## Material for this task
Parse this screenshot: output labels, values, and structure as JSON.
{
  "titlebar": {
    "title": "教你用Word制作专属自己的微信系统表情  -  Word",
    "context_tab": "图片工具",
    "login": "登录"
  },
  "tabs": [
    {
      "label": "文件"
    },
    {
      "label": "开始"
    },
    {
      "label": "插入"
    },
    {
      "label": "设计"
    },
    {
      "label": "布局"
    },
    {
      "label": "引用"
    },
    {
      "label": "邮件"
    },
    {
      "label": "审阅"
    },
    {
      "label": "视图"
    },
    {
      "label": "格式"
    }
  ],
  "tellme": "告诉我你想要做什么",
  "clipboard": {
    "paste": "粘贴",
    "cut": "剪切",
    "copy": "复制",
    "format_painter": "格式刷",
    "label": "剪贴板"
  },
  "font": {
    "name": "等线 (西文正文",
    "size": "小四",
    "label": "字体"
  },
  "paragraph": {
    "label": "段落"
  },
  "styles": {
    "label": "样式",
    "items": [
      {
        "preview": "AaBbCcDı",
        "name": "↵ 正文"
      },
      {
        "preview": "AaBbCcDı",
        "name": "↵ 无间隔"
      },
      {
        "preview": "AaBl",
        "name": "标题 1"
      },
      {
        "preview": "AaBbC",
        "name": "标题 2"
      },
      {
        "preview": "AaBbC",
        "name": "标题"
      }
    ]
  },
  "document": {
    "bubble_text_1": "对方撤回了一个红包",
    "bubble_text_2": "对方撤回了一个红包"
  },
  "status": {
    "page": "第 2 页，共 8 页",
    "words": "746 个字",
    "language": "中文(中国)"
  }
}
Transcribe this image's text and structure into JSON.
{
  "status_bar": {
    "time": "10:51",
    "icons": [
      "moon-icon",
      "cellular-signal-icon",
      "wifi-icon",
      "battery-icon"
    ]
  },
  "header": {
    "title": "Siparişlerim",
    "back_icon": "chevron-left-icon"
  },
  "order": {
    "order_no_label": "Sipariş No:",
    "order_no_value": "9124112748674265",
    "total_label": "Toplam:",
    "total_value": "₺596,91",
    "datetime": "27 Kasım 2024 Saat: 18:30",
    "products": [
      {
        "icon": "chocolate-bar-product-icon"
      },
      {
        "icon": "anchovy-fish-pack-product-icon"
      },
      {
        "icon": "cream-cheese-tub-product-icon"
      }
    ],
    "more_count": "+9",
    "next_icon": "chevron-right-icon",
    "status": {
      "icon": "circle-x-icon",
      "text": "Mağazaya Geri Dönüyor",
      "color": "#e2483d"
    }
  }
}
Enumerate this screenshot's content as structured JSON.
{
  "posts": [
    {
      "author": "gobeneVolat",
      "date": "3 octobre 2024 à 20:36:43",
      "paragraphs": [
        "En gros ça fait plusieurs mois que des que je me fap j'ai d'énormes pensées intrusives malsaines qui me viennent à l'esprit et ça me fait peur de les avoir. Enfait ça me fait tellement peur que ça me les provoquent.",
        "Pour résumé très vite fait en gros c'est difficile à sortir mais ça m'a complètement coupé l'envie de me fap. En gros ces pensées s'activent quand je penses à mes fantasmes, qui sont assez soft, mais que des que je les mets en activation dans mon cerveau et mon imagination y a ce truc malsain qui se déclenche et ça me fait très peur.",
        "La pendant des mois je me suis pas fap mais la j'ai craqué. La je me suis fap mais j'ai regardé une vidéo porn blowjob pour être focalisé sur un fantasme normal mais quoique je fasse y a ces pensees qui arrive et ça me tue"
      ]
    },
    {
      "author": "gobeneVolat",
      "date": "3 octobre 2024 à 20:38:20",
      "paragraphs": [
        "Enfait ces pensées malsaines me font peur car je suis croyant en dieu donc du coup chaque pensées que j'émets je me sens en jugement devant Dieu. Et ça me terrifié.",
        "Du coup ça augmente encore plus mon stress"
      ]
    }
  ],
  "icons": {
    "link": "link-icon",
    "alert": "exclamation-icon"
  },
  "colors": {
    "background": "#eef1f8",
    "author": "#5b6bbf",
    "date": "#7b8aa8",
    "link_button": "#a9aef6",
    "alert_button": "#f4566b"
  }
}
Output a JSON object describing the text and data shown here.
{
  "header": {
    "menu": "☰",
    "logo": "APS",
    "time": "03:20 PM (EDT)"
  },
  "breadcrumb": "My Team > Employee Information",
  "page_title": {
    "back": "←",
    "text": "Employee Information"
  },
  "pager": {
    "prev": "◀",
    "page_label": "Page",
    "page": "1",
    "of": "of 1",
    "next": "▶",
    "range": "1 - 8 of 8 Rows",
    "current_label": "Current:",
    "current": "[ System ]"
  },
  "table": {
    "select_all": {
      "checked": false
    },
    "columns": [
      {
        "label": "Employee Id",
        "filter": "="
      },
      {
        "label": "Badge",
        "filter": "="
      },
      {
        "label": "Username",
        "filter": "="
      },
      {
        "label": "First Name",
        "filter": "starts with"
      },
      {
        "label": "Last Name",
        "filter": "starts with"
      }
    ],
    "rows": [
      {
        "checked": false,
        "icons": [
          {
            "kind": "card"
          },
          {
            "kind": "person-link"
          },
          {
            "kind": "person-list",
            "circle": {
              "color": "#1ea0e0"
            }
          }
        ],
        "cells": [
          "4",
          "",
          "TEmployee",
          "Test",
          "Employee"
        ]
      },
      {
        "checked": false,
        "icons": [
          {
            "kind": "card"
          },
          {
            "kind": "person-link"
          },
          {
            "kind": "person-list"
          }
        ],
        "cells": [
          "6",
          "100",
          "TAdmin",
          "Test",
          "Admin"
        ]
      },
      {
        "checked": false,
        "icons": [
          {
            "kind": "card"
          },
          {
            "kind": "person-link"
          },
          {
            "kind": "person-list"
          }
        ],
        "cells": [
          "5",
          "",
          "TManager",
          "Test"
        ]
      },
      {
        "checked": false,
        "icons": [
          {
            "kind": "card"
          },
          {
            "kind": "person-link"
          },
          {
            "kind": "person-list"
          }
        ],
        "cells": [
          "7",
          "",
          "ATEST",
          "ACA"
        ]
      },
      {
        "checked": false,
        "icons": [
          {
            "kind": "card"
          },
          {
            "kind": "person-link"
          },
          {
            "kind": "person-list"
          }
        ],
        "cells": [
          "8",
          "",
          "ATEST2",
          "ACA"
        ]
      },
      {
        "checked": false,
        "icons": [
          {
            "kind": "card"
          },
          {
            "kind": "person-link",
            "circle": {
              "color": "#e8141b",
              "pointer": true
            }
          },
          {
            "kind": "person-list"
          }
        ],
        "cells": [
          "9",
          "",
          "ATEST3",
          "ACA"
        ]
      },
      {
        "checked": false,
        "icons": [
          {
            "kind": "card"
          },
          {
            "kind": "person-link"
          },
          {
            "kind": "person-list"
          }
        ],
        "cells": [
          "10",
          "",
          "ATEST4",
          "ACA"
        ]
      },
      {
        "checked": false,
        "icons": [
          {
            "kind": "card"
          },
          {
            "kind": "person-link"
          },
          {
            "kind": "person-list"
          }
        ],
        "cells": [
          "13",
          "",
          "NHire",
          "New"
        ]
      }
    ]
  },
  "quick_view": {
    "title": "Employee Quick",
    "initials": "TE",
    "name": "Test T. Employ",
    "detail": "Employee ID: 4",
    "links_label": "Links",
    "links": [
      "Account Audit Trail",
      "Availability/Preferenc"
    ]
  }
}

## What is needed
Copy all lines of the material above where the string "chevron" occurs.

## Answer to this task
    "back_icon": "chevron-left-icon"
    "next_icon": "chevron-right-icon",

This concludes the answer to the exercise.